* REQUIREMENT *
Pull out every line below that contains the word "video".

* AVAILABLE RECORDS *
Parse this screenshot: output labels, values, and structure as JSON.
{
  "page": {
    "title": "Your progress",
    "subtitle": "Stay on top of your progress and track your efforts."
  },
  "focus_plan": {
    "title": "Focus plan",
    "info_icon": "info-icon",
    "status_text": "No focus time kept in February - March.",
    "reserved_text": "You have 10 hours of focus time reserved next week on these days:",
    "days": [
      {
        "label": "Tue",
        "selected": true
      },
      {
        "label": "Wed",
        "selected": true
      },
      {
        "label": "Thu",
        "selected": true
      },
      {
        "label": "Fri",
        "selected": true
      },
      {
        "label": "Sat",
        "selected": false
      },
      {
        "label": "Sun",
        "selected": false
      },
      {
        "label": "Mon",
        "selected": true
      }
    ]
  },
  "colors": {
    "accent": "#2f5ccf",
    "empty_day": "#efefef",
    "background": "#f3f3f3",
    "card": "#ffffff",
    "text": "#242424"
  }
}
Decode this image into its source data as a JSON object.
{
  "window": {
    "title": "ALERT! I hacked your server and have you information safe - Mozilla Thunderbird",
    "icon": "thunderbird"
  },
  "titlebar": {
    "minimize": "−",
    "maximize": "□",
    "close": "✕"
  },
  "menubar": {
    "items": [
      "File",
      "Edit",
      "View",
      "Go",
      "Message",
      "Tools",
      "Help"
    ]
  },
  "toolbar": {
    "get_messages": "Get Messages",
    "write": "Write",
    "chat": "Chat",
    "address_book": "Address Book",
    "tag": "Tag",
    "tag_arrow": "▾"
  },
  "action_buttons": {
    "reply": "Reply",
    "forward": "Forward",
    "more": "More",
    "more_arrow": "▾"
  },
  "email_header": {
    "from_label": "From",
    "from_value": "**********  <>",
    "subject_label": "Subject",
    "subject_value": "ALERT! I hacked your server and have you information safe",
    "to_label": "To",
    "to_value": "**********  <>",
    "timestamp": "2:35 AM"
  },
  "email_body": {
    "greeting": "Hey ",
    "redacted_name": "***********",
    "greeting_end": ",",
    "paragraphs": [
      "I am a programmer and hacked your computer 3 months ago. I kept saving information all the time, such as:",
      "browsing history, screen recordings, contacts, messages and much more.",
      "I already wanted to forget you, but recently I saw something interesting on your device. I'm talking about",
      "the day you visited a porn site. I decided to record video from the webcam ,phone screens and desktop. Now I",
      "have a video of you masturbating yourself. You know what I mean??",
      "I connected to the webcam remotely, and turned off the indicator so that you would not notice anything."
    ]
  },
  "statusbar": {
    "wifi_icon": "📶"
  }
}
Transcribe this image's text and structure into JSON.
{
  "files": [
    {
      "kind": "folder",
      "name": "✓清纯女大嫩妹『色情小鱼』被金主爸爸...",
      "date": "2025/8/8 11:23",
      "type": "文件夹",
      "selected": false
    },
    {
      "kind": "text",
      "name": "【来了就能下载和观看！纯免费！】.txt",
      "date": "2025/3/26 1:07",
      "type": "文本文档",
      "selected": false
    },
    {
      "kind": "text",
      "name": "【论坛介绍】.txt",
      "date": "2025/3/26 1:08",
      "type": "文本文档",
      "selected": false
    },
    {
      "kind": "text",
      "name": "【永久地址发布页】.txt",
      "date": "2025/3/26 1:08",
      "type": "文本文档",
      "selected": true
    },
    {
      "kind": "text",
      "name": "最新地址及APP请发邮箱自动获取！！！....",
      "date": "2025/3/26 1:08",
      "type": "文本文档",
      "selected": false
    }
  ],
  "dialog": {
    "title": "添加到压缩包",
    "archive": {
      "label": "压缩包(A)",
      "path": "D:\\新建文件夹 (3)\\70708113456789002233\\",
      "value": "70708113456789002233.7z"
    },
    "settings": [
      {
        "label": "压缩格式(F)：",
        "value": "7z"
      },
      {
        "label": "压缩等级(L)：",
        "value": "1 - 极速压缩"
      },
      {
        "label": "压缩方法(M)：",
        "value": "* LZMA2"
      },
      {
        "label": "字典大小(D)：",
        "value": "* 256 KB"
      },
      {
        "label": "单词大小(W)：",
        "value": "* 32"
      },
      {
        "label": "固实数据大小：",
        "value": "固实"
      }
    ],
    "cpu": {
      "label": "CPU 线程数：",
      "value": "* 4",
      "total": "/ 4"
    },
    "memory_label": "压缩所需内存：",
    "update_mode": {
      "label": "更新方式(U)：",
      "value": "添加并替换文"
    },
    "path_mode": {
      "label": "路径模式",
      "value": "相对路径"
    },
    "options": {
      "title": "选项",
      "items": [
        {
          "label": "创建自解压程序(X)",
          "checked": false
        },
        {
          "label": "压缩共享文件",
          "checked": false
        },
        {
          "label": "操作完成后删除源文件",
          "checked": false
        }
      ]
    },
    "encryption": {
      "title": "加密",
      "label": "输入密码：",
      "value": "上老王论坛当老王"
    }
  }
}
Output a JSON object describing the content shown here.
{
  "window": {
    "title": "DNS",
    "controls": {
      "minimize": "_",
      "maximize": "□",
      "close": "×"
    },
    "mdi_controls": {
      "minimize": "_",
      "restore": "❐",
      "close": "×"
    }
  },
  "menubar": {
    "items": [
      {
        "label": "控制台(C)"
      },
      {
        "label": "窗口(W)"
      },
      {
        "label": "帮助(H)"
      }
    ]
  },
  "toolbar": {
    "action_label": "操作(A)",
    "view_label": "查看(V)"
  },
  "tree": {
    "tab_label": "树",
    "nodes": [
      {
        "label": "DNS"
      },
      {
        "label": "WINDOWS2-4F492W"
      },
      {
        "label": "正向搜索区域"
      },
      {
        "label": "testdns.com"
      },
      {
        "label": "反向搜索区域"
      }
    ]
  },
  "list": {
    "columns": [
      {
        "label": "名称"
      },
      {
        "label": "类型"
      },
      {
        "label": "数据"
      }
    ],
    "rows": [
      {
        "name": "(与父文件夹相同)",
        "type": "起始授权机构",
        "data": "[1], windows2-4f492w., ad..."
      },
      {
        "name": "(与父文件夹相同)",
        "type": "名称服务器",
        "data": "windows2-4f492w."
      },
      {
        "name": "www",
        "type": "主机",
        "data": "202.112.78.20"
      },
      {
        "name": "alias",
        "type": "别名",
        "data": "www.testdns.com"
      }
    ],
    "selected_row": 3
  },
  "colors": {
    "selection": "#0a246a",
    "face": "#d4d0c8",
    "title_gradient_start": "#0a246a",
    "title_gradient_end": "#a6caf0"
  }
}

* REPLY *
      "the day you visited a porn site. I decided to record video from the webcam ,phone screens and desktop. Now I",
      "have a video of you masturbating yourself. You know what I mean??",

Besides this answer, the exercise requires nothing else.